> Work order:
From the text below on religious exemptions, copy out the passage word for word, beginning at the words "As a result" and stopping after "those in Alabama.".

> Document extract:
----------
Some of the exceptions have existed for much of the nation’s history, originally devised for Christian churches but expanded to other faiths as the nation has become more religiously diverse. But many have been granted in just the last 15 years — sometimes added to legislation, anonymously and with little attention, much as are the widely criticized "earmarks" benefiting other special interests.
An analysis by The New York Times of laws passed since 1989 shows that more than 200 special arrangements, protections or exemptions for religious groups or their adherents were tucked into Congressional legislation, covering topics ranging from pensions to immigration to land use. New breaks have also been provided by a host of pivotal court decisions at the state and federal level, and by numerous rule changes in almost every department and agency of the executive branch.
The special breaks amount to "a sort of religious affirmative action program," said John Witte Jr., director of the Center for the Study of Law and Religion at the Emory University law school.
Professor Witte added: "Separation of church and state was certainly part of American law when many of today’s public opinion makers were in school. But separation of church and state is no longer the law of the land."
The changes reflect, in part, the growing political influence of religious groups and the growing presence of conservatives in the courts and regulatory agencies. But these tax and regulatory breaks have been endorsed by politicians of both major political parties, by judges around the country, and at all levels of government.
"The religious community has a lot of pull, and senators are very deferential to this kind of legislation," said Richard R. Hammar, the editor of Church Law & Tax Report and an accountant with law and divinity degrees from Harvard.
As a result of these special breaks, religious organizations of all faiths stand in a position that American businesses — and the thousands of nonprofit groups without that "religious" label — can only envy. And the new breaks come at a time when many religious organizations are expanding into activities — from day care centers to funeral homes, from ice cream parlors to fitness clubs, from bookstores to broadcasters — that compete with these same businesses and nonprofit organizations.
Religious organizations are exempt from many federal, state and local laws and regulations covering social services, including addiction treatment centers and child care, like those in Alabama.
Federal law gives religious congregations unique tools to challenge government restrictions on the way they use their land. Consequently, land-use restrictions that are a result of longstanding public demands for open space or historic preservation may be trumped by a religious ministry’s construction plans, as in a current dispute in Boulder County, Colo.
Exemptions in the civil rights laws protect religious employers from all legal complaints about faith-based preferences in hiring. The courts have shielded them from many complaints about other forms of discrimination, whether based on race, nationality, age, gender, medical condition or sexual orientation. And most religious organizations have been exempted from federal laws meant to protect pensions and to provide unemployment benefits.
Governments have been as generous with tax breaks as with regulatory exemptions. Congress has imposed limits on the I.R.S.’s ability to audit churches, synagogues and other religious congregations. And beyond the federal income tax exemption they share with all nonprofit groups, houses of worship have long been granted an exemption from local property taxes in every state.
----------
> Data listing:
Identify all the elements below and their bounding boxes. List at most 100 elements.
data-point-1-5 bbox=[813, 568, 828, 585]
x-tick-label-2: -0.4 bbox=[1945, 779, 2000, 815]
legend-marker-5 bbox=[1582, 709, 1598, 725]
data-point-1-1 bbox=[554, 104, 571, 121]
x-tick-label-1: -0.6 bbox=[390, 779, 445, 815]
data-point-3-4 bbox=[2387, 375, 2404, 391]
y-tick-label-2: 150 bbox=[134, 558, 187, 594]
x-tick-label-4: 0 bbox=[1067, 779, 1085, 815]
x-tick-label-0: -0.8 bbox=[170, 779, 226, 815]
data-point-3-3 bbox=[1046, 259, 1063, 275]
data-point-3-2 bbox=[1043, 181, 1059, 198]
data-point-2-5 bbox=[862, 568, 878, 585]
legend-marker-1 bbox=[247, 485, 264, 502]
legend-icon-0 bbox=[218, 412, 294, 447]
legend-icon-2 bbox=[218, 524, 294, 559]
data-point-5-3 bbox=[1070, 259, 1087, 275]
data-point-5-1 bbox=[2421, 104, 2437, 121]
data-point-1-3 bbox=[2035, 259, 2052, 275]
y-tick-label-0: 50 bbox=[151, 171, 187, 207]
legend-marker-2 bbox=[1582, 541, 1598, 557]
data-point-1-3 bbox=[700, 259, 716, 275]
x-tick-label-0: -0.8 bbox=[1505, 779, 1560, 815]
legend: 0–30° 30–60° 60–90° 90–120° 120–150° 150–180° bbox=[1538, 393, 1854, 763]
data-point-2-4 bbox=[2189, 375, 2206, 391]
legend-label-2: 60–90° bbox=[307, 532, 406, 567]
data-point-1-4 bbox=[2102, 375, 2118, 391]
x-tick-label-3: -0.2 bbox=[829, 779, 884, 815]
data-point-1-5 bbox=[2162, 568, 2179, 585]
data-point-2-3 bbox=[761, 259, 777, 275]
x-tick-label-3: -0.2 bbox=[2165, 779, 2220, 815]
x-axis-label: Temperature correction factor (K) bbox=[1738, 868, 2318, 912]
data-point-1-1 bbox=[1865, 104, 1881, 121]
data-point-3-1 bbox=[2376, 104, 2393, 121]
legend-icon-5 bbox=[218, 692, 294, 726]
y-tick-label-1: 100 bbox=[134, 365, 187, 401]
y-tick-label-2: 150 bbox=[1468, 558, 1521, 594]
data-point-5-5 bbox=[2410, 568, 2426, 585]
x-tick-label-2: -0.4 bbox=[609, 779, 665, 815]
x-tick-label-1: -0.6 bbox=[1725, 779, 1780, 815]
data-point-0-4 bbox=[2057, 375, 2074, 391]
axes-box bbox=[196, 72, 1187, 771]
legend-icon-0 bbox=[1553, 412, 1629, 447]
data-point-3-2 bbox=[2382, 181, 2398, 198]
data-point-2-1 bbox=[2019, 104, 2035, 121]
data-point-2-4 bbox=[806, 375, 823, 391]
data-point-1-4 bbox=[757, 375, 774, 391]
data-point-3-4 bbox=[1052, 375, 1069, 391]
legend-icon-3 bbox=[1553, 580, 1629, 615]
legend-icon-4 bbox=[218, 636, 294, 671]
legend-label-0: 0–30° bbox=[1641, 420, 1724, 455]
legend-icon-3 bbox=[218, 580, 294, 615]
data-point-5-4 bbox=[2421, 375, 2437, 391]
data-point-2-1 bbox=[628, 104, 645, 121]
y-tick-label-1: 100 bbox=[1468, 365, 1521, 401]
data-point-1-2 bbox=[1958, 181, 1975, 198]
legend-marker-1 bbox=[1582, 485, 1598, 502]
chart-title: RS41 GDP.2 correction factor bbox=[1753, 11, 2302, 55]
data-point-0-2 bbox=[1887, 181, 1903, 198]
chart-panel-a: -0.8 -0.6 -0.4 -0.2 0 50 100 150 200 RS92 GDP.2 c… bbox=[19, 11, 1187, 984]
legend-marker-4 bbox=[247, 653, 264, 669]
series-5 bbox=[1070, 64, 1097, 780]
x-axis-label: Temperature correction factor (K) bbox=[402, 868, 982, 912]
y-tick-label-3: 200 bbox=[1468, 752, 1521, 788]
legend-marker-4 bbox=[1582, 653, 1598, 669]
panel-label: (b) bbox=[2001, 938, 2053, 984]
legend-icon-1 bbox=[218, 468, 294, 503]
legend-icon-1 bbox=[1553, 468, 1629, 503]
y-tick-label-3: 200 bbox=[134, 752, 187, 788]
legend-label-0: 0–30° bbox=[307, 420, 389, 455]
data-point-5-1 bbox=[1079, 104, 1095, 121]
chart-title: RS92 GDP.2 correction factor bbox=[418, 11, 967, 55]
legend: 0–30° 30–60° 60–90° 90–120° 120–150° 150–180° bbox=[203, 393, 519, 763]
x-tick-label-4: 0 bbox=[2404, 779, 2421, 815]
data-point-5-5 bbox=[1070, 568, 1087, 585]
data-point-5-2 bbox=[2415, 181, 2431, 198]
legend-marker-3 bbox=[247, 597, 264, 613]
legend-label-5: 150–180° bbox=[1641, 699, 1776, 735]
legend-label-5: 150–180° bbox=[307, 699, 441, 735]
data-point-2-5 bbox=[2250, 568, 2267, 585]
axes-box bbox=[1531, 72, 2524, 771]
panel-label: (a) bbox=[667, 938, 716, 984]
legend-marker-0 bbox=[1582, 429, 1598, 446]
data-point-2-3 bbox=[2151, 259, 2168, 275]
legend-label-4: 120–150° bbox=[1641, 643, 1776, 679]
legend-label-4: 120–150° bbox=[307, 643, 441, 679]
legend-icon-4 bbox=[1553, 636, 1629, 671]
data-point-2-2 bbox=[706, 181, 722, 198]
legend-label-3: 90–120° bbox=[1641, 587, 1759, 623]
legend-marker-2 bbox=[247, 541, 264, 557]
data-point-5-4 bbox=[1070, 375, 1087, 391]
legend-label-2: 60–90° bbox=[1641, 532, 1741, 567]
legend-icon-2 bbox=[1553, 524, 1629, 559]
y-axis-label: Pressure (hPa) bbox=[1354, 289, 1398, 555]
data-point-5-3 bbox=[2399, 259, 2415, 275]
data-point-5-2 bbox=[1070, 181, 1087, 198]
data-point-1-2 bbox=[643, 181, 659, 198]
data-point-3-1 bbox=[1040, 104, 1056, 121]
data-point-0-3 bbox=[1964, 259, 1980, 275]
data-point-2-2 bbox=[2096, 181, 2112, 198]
----------
> Solution for this task:
As a result of these special breaks, religious organizations of all faiths stand in a position that American businesses — and the thousands of nonprofit groups without that "religious" label — can only envy. And the new breaks come at a time when many religious organizations are expanding into activities — from day care centers to funeral homes, from ice cream parlors to fitness clubs, from bookstores to broadcasters — that compete with these same businesses and nonprofit organizations.
Religious organizations are exempt from many federal, state and local laws and regulations covering social services, including addiction treatment centers and child care, like those in Alabama.